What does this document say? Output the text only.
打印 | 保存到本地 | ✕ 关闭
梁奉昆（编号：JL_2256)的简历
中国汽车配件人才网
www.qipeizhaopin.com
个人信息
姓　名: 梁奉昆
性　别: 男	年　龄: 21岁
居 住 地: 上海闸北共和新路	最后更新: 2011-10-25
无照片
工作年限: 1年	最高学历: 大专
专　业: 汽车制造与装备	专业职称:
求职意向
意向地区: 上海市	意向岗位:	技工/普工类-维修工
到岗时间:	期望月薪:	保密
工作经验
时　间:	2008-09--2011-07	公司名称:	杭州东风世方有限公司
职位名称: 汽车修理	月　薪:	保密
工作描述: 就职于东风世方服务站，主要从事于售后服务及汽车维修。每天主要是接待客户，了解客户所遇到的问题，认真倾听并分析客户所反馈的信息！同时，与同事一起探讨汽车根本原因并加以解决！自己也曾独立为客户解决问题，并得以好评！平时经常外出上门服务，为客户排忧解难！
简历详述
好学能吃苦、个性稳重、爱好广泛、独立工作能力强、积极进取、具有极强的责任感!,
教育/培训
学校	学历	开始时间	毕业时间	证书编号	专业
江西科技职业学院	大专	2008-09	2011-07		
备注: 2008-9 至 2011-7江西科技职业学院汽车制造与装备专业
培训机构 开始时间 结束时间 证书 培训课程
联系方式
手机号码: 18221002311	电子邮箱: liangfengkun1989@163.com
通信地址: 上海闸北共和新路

▶ **Objective**
Reproduce the material in full, with no word added or dropped.

▶ **Complete response**
What does this document say? Output the text only.
打印 | 保存到本地 | ✕ 关闭
梁奉昆（编号：JL_2256)的简历
中国汽车配件人才网
www.qipeizhaopin.com
个人信息
姓　名: 梁奉昆
性　别: 男	年　龄: 21岁
居 住 地: 上海闸北共和新路	最后更新: 2011-10-25
无照片
工作年限: 1年	最高学历: 大专
专　业: 汽车制造与装备	专业职称:
求职意向
意向地区: 上海市	意向岗位:	技工/普工类-维修工
到岗时间:	期望月薪:	保密
工作经验
时　间:	2008-09--2011-07	公司名称:	杭州东风世方有限公司
职位名称: 汽车修理	月　薪:	保密
工作描述: 就职于东风世方服务站，主要从事于售后服务及汽车维修。每天主要是接待客户，了解客户所遇到的问题，认真倾听并分析客户所反馈的信息！同时，与同事一起探讨汽车根本原因并加以解决！自己也曾独立为客户解决问题，并得以好评！平时经常外出上门服务，为客户排忧解难！
简历详述
好学能吃苦、个性稳重、爱好广泛、独立工作能力强、积极进取、具有极强的责任感!,
教育/培训
学校	学历	开始时间	毕业时间	证书编号	专业
江西科技职业学院	大专	2008-09	2011-07		
备注: 2008-9 至 2011-7江西科技职业学院汽车制造与装备专业
培训机构 开始时间 结束时间 证书 培训课程
联系方式
手机号码: 18221002311	电子邮箱: liangfengkun1989@163.com
通信地址: 上海闸北共和新路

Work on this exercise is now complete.